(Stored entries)
━━━━━━

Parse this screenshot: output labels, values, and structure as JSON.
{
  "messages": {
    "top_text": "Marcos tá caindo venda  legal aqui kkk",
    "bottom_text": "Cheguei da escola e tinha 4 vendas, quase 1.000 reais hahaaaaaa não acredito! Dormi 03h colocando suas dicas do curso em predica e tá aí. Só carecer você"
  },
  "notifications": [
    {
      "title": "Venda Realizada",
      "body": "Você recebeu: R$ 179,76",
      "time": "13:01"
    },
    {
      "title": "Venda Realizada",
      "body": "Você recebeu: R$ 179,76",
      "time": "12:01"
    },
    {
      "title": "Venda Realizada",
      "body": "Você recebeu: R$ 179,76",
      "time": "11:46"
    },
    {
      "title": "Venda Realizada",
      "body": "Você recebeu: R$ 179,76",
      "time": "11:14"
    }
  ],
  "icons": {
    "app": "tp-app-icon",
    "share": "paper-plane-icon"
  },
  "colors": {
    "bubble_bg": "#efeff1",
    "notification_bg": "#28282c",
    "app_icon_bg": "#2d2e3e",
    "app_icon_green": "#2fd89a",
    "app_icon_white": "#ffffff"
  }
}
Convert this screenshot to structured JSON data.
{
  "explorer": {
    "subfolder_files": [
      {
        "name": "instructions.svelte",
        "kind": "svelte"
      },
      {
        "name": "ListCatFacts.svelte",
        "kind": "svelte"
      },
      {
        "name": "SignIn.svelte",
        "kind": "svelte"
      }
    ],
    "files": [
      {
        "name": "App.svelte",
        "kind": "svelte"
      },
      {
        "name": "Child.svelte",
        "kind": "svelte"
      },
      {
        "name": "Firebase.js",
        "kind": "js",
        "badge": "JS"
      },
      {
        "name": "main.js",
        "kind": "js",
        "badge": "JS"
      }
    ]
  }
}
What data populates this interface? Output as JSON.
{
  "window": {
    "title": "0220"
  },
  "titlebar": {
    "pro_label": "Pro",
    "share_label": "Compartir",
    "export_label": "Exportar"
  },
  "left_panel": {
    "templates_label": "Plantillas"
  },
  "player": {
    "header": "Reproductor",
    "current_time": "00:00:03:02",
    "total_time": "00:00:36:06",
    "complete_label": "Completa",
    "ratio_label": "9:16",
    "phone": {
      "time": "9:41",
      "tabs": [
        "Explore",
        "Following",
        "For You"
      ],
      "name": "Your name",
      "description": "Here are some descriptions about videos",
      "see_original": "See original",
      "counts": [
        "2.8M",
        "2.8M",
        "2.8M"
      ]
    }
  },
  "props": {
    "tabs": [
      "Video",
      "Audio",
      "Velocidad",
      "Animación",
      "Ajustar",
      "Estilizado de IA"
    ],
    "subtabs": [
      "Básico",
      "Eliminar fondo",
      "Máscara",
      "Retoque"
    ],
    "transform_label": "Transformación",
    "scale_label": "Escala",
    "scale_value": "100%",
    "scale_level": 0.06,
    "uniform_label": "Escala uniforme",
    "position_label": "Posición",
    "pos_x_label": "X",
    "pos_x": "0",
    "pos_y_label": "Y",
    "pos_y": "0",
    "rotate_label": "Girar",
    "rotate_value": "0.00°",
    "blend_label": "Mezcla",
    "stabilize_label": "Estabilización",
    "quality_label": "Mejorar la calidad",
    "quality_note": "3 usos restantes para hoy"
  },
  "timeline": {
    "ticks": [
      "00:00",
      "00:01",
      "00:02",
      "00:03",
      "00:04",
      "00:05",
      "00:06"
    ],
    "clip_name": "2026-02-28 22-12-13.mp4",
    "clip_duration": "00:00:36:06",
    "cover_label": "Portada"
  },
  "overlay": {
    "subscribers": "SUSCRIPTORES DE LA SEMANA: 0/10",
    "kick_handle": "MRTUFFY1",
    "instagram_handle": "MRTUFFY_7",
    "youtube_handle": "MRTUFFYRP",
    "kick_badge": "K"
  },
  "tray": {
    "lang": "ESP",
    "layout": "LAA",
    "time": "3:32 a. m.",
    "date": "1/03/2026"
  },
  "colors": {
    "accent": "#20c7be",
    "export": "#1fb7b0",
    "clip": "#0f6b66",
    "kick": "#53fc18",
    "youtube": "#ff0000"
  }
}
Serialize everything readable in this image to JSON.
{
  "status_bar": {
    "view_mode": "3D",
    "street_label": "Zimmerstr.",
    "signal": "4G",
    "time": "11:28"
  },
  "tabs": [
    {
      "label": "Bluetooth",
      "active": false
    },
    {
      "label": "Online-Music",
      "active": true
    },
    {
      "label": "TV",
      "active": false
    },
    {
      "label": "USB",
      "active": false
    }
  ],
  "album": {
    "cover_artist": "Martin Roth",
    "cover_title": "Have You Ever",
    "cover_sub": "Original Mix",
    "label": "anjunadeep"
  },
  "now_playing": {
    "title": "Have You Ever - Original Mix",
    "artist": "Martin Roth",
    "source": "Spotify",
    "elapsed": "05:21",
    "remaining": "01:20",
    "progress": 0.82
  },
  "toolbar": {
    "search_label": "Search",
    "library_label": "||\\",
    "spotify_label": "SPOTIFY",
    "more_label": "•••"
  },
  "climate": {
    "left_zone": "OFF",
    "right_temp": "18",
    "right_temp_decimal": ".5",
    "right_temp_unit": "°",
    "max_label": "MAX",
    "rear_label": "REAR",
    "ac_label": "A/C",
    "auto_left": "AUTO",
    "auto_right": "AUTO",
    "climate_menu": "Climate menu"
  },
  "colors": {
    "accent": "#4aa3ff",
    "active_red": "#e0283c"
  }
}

━━━━━━

WHAT TO WORK ON: Repeat every record exactly as written, please.

TASK ANSWER:
Parse this screenshot: output labels, values, and structure as JSON.
{
  "messages": {
    "top_text": "Marcos tá caindo venda  legal aqui kkk",
    "bottom_text": "Cheguei da escola e tinha 4 vendas, quase 1.000 reais hahaaaaaa não acredito! Dormi 03h colocando suas dicas do curso em predica e tá aí. Só carecer você"
  },
  "notifications": [
    {
      "title": "Venda Realizada",
      "body": "Você recebeu: R$ 179,76",
      "time": "13:01"
    },
    {
      "title": "Venda Realizada",
      "body": "Você recebeu: R$ 179,76",
      "time": "12:01"
    },
    {
      "title": "Venda Realizada",
      "body": "Você recebeu: R$ 179,76",
      "time": "11:46"
    },
    {
      "title": "Venda Realizada",
      "body": "Você recebeu: R$ 179,76",
      "time": "11:14"
    }
  ],
  "icons": {
    "app": "tp-app-icon",
    "share": "paper-plane-icon"
  },
  "colors": {
    "bubble_bg": "#efeff1",
    "notification_bg": "#28282c",
    "app_icon_bg": "#2d2e3e",
    "app_icon_green": "#2fd89a",
    "app_icon_white": "#ffffff"
  }
}
Convert this screenshot to structured JSON data.
{
  "explorer": {
    "subfolder_files": [
      {
        "name": "instructions.svelte",
        "kind": "svelte"
      },
      {
        "name": "ListCatFacts.svelte",
        "kind": "svelte"
      },
      {
        "name": "SignIn.svelte",
        "kind": "svelte"
      }
    ],
    "files": [
      {
        "name": "App.svelte",
        "kind": "svelte"
      },
      {
        "name": "Child.svelte",
        "kind": "svelte"
      },
      {
        "name": "Firebase.js",
        "kind": "js",
        "badge": "JS"
      },
      {
        "name": "main.js",
        "kind": "js",
        "badge": "JS"
      }
    ]
  }
}
What data populates this interface? Output as JSON.
{
  "window": {
    "title": "0220"
  },
  "titlebar": {
    "pro_label": "Pro",
    "share_label": "Compartir",
    "export_label": "Exportar"
  },
  "left_panel": {
    "templates_label": "Plantillas"
  },
  "player": {
    "header": "Reproductor",
    "current_time": "00:00:03:02",
    "total_time": "00:00:36:06",
    "complete_label": "Completa",
    "ratio_label": "9:16",
    "phone": {
      "time": "9:41",
      "tabs": [
        "Explore",
        "Following",
        "For You"
      ],
      "name": "Your name",
      "description": "Here are some descriptions about videos",
      "see_original": "See original",
      "counts": [
        "2.8M",
        "2.8M",
        "2.8M"
      ]
    }
  },
  "props": {
    "tabs": [
      "Video",
      "Audio",
      "Velocidad",
      "Animación",
      "Ajustar",
      "Estilizado de IA"
    ],
    "subtabs": [
      "Básico",
      "Eliminar fondo",
      "Máscara",
      "Retoque"
    ],
    "transform_label": "Transformación",
    "scale_label": "Escala",
    "scale_value": "100%",
    "scale_level": 0.06,
    "uniform_label": "Escala uniforme",
    "position_label": "Posición",
    "pos_x_label": "X",
    "pos_x": "0",
    "pos_y_label": "Y",
    "pos_y": "0",
    "rotate_label": "Girar",
    "rotate_value": "0.00°",
    "blend_label": "Mezcla",
    "stabilize_label": "Estabilización",
    "quality_label": "Mejorar la calidad",
    "quality_note": "3 usos restantes para hoy"
  },
  "timeline": {
    "ticks": [
      "00:00",
      "00:01",
      "00:02",
      "00:03",
      "00:04",
      "00:05",
      "00:06"
    ],
    "clip_name": "2026-02-28 22-12-13.mp4",
    "clip_duration": "00:00:36:06",
    "cover_label": "Portada"
  },
  "overlay": {
    "subscribers": "SUSCRIPTORES DE LA SEMANA: 0/10",
    "kick_handle": "MRTUFFY1",
    "instagram_handle": "MRTUFFY_7",
    "youtube_handle": "MRTUFFYRP",
    "kick_badge": "K"
  },
  "tray": {
    "lang": "ESP",
    "layout": "LAA",
    "time": "3:32 a. m.",
    "date": "1/03/2026"
  },
  "colors": {
    "accent": "#20c7be",
    "export": "#1fb7b0",
    "clip": "#0f6b66",
    "kick": "#53fc18",
    "youtube": "#ff0000"
  }
}
Serialize everything readable in this image to JSON.
{
  "status_bar": {
    "view_mode": "3D",
    "street_label": "Zimmerstr.",
    "signal": "4G",
    "time": "11:28"
  },
  "tabs": [
    {
      "label": "Bluetooth",
      "active": false
    },
    {
      "label": "Online-Music",
      "active": true
    },
    {
      "label": "TV",
      "active": false
    },
    {
      "label": "USB",
      "active": false
    }
  ],
  "album": {
    "cover_artist": "Martin Roth",
    "cover_title": "Have You Ever",
    "cover_sub": "Original Mix",
    "label": "anjunadeep"
  },
  "now_playing": {
    "title": "Have You Ever - Original Mix",
    "artist": "Martin Roth",
    "source": "Spotify",
    "elapsed": "05:21",
    "remaining": "01:20",
    "progress": 0.82
  },
  "toolbar": {
    "search_label": "Search",
    "library_label": "||\\",
    "spotify_label": "SPOTIFY",
    "more_label": "•••"
  },
  "climate": {
    "left_zone": "OFF",
    "right_temp": "18",
    "right_temp_decimal": ".5",
    "right_temp_unit": "°",
    "max_label": "MAX",
    "rear_label": "REAR",
    "ac_label": "A/C",
    "auto_left": "AUTO",
    "auto_right": "AUTO",
    "climate_menu": "Climate menu"
  },
  "colors": {
    "accent": "#4aa3ff",
    "active_red": "#e0283c"
  }
}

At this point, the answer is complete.